DIRECTIONS: Every line with the word "Embedded" in it should be extracted from the data that follows.

------------------------------------------------------------------------

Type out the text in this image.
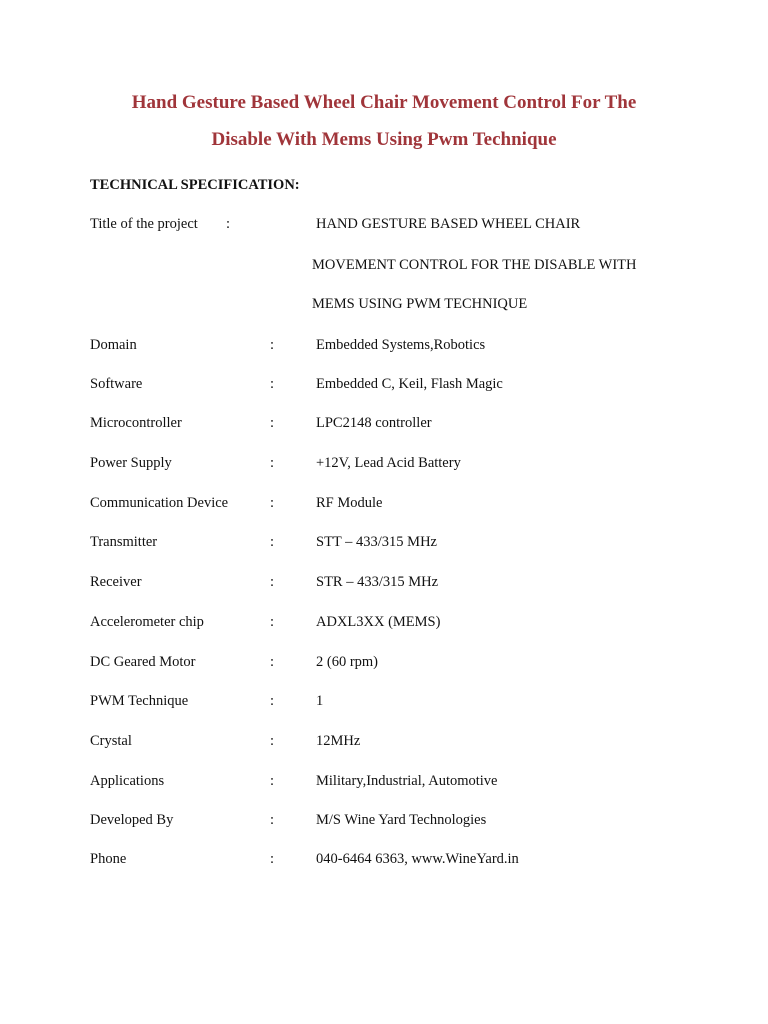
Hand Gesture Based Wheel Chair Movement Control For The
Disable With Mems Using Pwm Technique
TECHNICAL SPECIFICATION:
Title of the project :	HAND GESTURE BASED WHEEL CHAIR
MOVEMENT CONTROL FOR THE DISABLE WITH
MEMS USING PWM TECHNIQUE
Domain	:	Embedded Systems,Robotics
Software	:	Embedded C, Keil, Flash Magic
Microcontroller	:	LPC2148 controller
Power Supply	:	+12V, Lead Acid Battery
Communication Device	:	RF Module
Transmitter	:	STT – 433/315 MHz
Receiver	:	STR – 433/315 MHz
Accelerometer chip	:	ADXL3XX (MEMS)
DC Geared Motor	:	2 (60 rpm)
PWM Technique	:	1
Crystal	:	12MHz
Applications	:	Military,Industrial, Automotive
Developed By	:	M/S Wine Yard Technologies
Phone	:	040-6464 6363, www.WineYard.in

------------------------------------------------------------------------

SOLUTION:
Domain	:	Embedded Systems,Robotics
Software	:	Embedded C, Keil, Flash Magic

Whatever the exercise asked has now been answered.